Some records
## start

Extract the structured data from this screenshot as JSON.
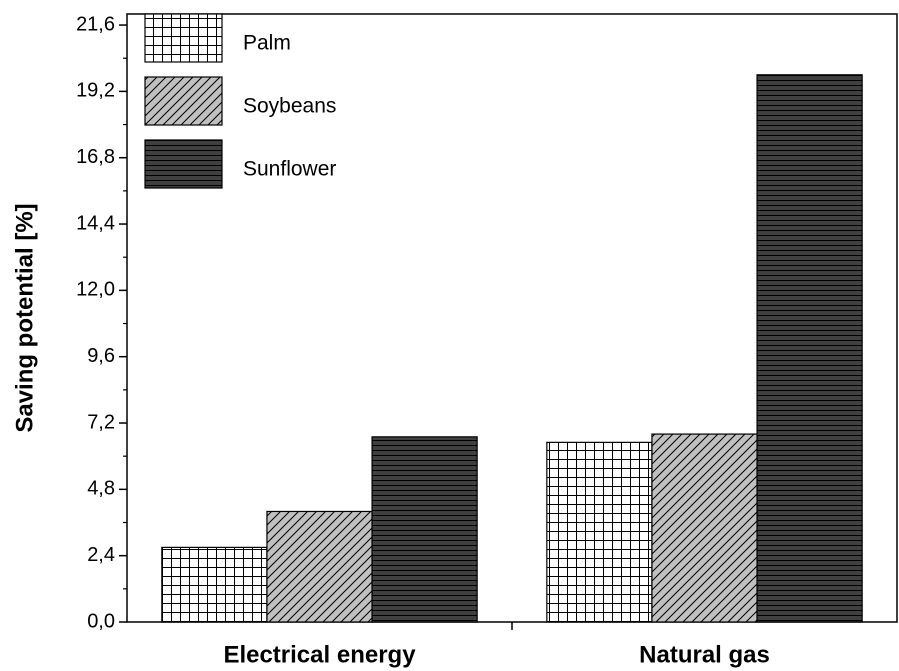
{
  "chart_data": {
    "type": "bar",
    "ylabel": "Saving potential [%]",
    "categories": [
      "Electrical energy",
      "Natural gas"
    ],
    "series": [
      {
        "name": "Palm",
        "color": "#ffffff",
        "values": [
          2.7,
          6.5
        ]
      },
      {
        "name": "Soybeans",
        "color": "#c0c0c0",
        "values": [
          4.0,
          6.8
        ]
      },
      {
        "name": "Sunflower",
        "color": "#404040",
        "values": [
          6.7,
          19.8
        ]
      }
    ],
    "ylim": [
      0,
      22
    ],
    "yticks": [
      {
        "value": 0,
        "label": "0,0"
      },
      {
        "value": 2.4,
        "label": "2,4"
      },
      {
        "value": 4.8,
        "label": "4,8"
      },
      {
        "value": 7.2,
        "label": "7,2"
      },
      {
        "value": 9.6,
        "label": "9,6"
      },
      {
        "value": 12,
        "label": "12,0"
      },
      {
        "value": 14.4,
        "label": "14,4"
      },
      {
        "value": 16.8,
        "label": "16,8"
      },
      {
        "value": 19.2,
        "label": "19,2"
      },
      {
        "value": 21.6,
        "label": "21,6"
      }
    ],
    "legend": "upper left"
  }
}
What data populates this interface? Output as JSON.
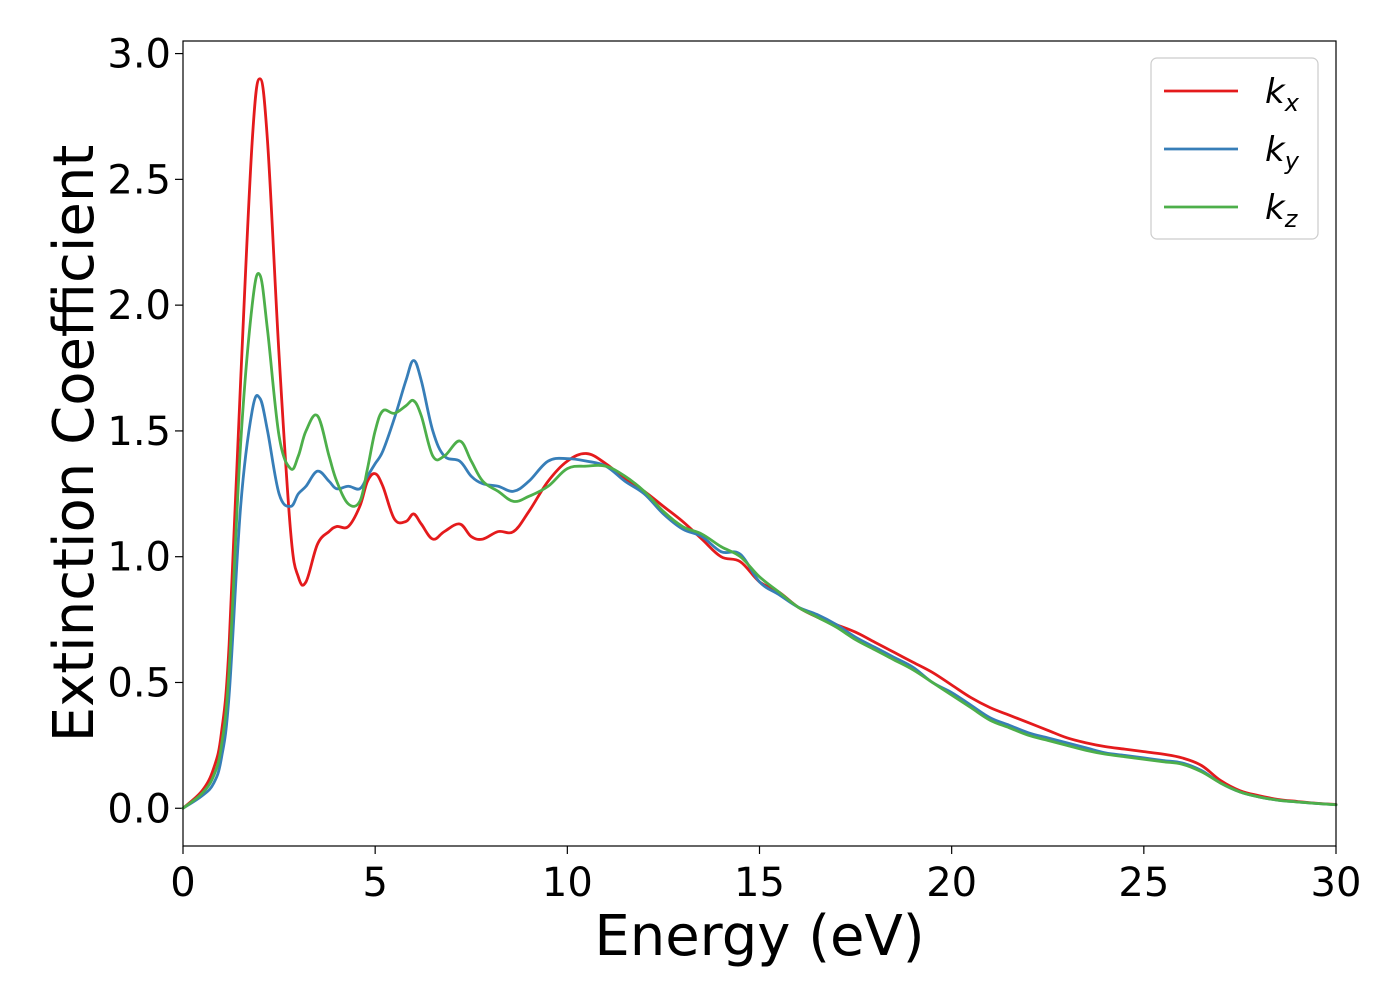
{
  "chart_data": {
    "type": "line",
    "title": "",
    "xlabel": "Energy (eV)",
    "ylabel": "Extinction Coefficient",
    "xlim": [
      0,
      30
    ],
    "ylim": [
      -0.15,
      3.05
    ],
    "x_ticks": [
      0,
      5,
      10,
      15,
      20,
      25,
      30
    ],
    "x_tick_labels": [
      "0",
      "5",
      "10",
      "15",
      "20",
      "25",
      "30"
    ],
    "y_ticks": [
      0.0,
      0.5,
      1.0,
      1.5,
      2.0,
      2.5,
      3.0
    ],
    "y_tick_labels": [
      "0.0",
      "0.5",
      "1.0",
      "1.5",
      "2.0",
      "2.5",
      "3.0"
    ],
    "grid": false,
    "legend": {
      "position": "top-right"
    },
    "series": [
      {
        "name": "k_x",
        "label_main": "k",
        "label_sub": "x",
        "color": "#e41a1c",
        "x": [
          0,
          0.5,
          0.8,
          1.0,
          1.2,
          1.5,
          1.8,
          2.0,
          2.2,
          2.5,
          2.8,
          3.0,
          3.2,
          3.5,
          3.8,
          4.0,
          4.3,
          4.6,
          4.8,
          5.0,
          5.2,
          5.5,
          5.8,
          6.0,
          6.2,
          6.5,
          6.8,
          7.2,
          7.5,
          7.8,
          8.2,
          8.6,
          9.0,
          9.5,
          10.0,
          10.5,
          11.0,
          11.5,
          12.0,
          12.5,
          13.0,
          13.5,
          14.0,
          14.5,
          15.0,
          15.5,
          16.0,
          16.5,
          17.0,
          17.5,
          18.0,
          18.5,
          19.0,
          19.5,
          20.0,
          20.5,
          21.0,
          21.5,
          22.0,
          22.5,
          23.0,
          23.5,
          24.0,
          24.5,
          25.0,
          25.5,
          26.0,
          26.5,
          27.0,
          27.5,
          28.0,
          28.5,
          29.0,
          29.5,
          30.0
        ],
        "y": [
          0.0,
          0.07,
          0.16,
          0.3,
          0.65,
          1.7,
          2.65,
          2.9,
          2.65,
          1.8,
          1.1,
          0.92,
          0.9,
          1.05,
          1.1,
          1.12,
          1.12,
          1.2,
          1.3,
          1.33,
          1.28,
          1.15,
          1.14,
          1.17,
          1.13,
          1.07,
          1.1,
          1.13,
          1.08,
          1.07,
          1.1,
          1.1,
          1.18,
          1.3,
          1.38,
          1.41,
          1.37,
          1.31,
          1.26,
          1.2,
          1.14,
          1.07,
          1.0,
          0.98,
          0.9,
          0.86,
          0.8,
          0.76,
          0.73,
          0.7,
          0.66,
          0.62,
          0.58,
          0.54,
          0.49,
          0.44,
          0.4,
          0.37,
          0.34,
          0.31,
          0.28,
          0.26,
          0.245,
          0.235,
          0.225,
          0.215,
          0.2,
          0.17,
          0.11,
          0.07,
          0.05,
          0.035,
          0.027,
          0.02,
          0.015
        ]
      },
      {
        "name": "k_y",
        "label_main": "k",
        "label_sub": "y",
        "color": "#377eb8",
        "x": [
          0,
          0.5,
          0.8,
          1.0,
          1.2,
          1.5,
          1.8,
          2.0,
          2.2,
          2.5,
          2.8,
          3.0,
          3.2,
          3.5,
          3.8,
          4.0,
          4.3,
          4.6,
          4.8,
          5.0,
          5.2,
          5.5,
          5.8,
          6.0,
          6.2,
          6.5,
          6.8,
          7.2,
          7.5,
          7.8,
          8.2,
          8.6,
          9.0,
          9.5,
          10.0,
          10.5,
          11.0,
          11.5,
          12.0,
          12.5,
          13.0,
          13.5,
          14.0,
          14.5,
          15.0,
          15.5,
          16.0,
          16.5,
          17.0,
          17.5,
          18.0,
          18.5,
          19.0,
          19.5,
          20.0,
          20.5,
          21.0,
          21.5,
          22.0,
          22.5,
          23.0,
          23.5,
          24.0,
          24.5,
          25.0,
          25.5,
          26.0,
          26.5,
          27.0,
          27.5,
          28.0,
          28.5,
          29.0,
          29.5,
          30.0
        ],
        "y": [
          0.0,
          0.05,
          0.1,
          0.2,
          0.45,
          1.2,
          1.58,
          1.63,
          1.5,
          1.25,
          1.2,
          1.25,
          1.28,
          1.34,
          1.3,
          1.27,
          1.28,
          1.27,
          1.32,
          1.37,
          1.42,
          1.55,
          1.7,
          1.78,
          1.7,
          1.5,
          1.4,
          1.38,
          1.32,
          1.29,
          1.28,
          1.26,
          1.3,
          1.38,
          1.39,
          1.38,
          1.36,
          1.3,
          1.25,
          1.17,
          1.11,
          1.08,
          1.02,
          1.01,
          0.9,
          0.85,
          0.8,
          0.77,
          0.73,
          0.68,
          0.64,
          0.6,
          0.56,
          0.5,
          0.46,
          0.41,
          0.36,
          0.33,
          0.3,
          0.28,
          0.26,
          0.24,
          0.22,
          0.21,
          0.2,
          0.19,
          0.18,
          0.15,
          0.1,
          0.065,
          0.045,
          0.032,
          0.025,
          0.019,
          0.014
        ]
      },
      {
        "name": "k_z",
        "label_main": "k",
        "label_sub": "z",
        "color": "#4daf4a",
        "x": [
          0,
          0.5,
          0.8,
          1.0,
          1.2,
          1.5,
          1.8,
          2.0,
          2.2,
          2.5,
          2.8,
          3.0,
          3.2,
          3.5,
          3.8,
          4.0,
          4.3,
          4.6,
          4.8,
          5.0,
          5.2,
          5.5,
          5.8,
          6.0,
          6.2,
          6.5,
          6.8,
          7.2,
          7.5,
          7.8,
          8.2,
          8.6,
          9.0,
          9.5,
          10.0,
          10.5,
          11.0,
          11.5,
          12.0,
          12.5,
          13.0,
          13.5,
          14.0,
          14.5,
          15.0,
          15.5,
          16.0,
          16.5,
          17.0,
          17.5,
          18.0,
          18.5,
          19.0,
          19.5,
          20.0,
          20.5,
          21.0,
          21.5,
          22.0,
          22.5,
          23.0,
          23.5,
          24.0,
          24.5,
          25.0,
          25.5,
          26.0,
          26.5,
          27.0,
          27.5,
          28.0,
          28.5,
          29.0,
          29.5,
          30.0
        ],
        "y": [
          0.0,
          0.06,
          0.13,
          0.25,
          0.55,
          1.45,
          2.0,
          2.12,
          1.9,
          1.48,
          1.35,
          1.4,
          1.5,
          1.56,
          1.4,
          1.3,
          1.21,
          1.22,
          1.35,
          1.5,
          1.58,
          1.57,
          1.6,
          1.62,
          1.56,
          1.4,
          1.4,
          1.46,
          1.38,
          1.3,
          1.26,
          1.22,
          1.24,
          1.28,
          1.35,
          1.36,
          1.36,
          1.32,
          1.26,
          1.18,
          1.12,
          1.09,
          1.04,
          1.0,
          0.92,
          0.86,
          0.8,
          0.76,
          0.72,
          0.67,
          0.63,
          0.59,
          0.55,
          0.5,
          0.45,
          0.4,
          0.35,
          0.32,
          0.29,
          0.27,
          0.25,
          0.23,
          0.215,
          0.205,
          0.195,
          0.185,
          0.175,
          0.145,
          0.1,
          0.065,
          0.045,
          0.032,
          0.025,
          0.019,
          0.014
        ]
      }
    ]
  }
}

## end

> [Exercise details] Give the count of lines containing "JSON", with no added text.

> [Written solution] 2